Listing:
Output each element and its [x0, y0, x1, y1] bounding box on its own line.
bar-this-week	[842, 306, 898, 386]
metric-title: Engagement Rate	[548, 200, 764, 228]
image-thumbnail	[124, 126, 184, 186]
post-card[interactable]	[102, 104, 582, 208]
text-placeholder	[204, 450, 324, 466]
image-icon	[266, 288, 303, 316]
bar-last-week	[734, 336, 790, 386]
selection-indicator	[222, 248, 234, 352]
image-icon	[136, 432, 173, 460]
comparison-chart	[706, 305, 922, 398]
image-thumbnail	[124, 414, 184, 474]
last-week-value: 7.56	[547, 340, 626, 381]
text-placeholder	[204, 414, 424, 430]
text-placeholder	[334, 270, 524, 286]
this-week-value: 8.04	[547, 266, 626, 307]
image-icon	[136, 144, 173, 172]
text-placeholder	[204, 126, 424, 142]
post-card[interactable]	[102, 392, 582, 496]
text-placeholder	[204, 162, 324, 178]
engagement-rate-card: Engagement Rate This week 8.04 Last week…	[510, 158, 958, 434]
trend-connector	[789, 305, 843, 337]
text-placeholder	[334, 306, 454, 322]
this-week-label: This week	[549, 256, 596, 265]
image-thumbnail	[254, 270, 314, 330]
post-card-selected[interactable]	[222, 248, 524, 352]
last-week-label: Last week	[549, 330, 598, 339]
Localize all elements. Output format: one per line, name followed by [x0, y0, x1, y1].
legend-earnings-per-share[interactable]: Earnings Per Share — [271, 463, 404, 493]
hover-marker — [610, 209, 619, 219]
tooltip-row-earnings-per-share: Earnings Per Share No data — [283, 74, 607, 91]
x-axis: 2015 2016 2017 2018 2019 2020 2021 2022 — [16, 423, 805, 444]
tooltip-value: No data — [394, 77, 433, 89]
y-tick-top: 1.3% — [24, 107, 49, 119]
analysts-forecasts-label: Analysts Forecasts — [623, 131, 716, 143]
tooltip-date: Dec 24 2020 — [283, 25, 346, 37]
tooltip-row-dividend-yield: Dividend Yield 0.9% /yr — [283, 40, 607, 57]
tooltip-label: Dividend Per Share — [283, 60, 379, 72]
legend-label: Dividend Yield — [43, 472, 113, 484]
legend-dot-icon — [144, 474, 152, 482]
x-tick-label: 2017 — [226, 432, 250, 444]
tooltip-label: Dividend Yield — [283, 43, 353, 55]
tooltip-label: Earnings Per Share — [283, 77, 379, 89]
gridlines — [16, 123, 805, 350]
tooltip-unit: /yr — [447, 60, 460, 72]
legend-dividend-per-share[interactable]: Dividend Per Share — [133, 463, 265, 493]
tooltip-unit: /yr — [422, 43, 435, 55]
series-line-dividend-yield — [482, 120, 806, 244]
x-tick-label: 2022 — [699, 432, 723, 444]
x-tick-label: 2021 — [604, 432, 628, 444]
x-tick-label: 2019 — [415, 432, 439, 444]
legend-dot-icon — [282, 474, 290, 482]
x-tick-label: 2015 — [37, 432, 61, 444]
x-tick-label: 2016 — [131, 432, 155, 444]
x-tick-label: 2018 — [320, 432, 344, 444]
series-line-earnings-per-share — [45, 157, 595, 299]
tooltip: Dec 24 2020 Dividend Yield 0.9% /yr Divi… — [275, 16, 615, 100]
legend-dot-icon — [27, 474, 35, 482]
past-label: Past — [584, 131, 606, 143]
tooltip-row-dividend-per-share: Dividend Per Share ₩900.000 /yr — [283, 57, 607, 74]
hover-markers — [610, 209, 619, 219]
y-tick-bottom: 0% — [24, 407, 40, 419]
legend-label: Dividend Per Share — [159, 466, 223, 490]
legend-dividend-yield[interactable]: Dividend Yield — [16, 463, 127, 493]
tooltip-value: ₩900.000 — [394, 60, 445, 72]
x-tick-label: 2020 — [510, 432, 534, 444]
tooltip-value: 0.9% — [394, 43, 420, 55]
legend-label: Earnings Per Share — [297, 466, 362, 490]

Short problem: Please copy the material word for word, from the first line through the line containing "tooltip-row-dividend-yield: Dividend Yield".

Response to this task:
Output each element and its [x0, y0, x1, y1] bounding box on its own line.
bar-this-week	[842, 306, 898, 386]
metric-title: Engagement Rate	[548, 200, 764, 228]
image-thumbnail	[124, 126, 184, 186]
post-card[interactable]	[102, 104, 582, 208]
text-placeholder	[204, 450, 324, 466]
image-icon	[266, 288, 303, 316]
bar-last-week	[734, 336, 790, 386]
selection-indicator	[222, 248, 234, 352]
image-icon	[136, 432, 173, 460]
comparison-chart	[706, 305, 922, 398]
image-thumbnail	[124, 414, 184, 474]
last-week-value: 7.56	[547, 340, 626, 381]
text-placeholder	[204, 414, 424, 430]
text-placeholder	[334, 270, 524, 286]
this-week-value: 8.04	[547, 266, 626, 307]
image-icon	[136, 144, 173, 172]
text-placeholder	[204, 126, 424, 142]
post-card[interactable]	[102, 392, 582, 496]
text-placeholder	[204, 162, 324, 178]
engagement-rate-card: Engagement Rate This week 8.04 Last week…	[510, 158, 958, 434]
trend-connector	[789, 305, 843, 337]
text-placeholder	[334, 306, 454, 322]
this-week-label: This week	[549, 256, 596, 265]
image-thumbnail	[254, 270, 314, 330]
post-card-selected[interactable]	[222, 248, 524, 352]
last-week-label: Last week	[549, 330, 598, 339]
Localize all elements. Output format: one per line, name followed by [x0, y0, x1, y1].
legend-earnings-per-share[interactable]: Earnings Per Share — [271, 463, 404, 493]
hover-marker — [610, 209, 619, 219]
tooltip-row-earnings-per-share: Earnings Per Share No data — [283, 74, 607, 91]
x-axis: 2015 2016 2017 2018 2019 2020 2021 2022 — [16, 423, 805, 444]
tooltip-value: No data — [394, 77, 433, 89]
y-tick-top: 1.3% — [24, 107, 49, 119]
analysts-forecasts-label: Analysts Forecasts — [623, 131, 716, 143]
tooltip-date: Dec 24 2020 — [283, 25, 346, 37]
tooltip-row-dividend-yield: Dividend Yield 0.9% /yr — [283, 40, 607, 57]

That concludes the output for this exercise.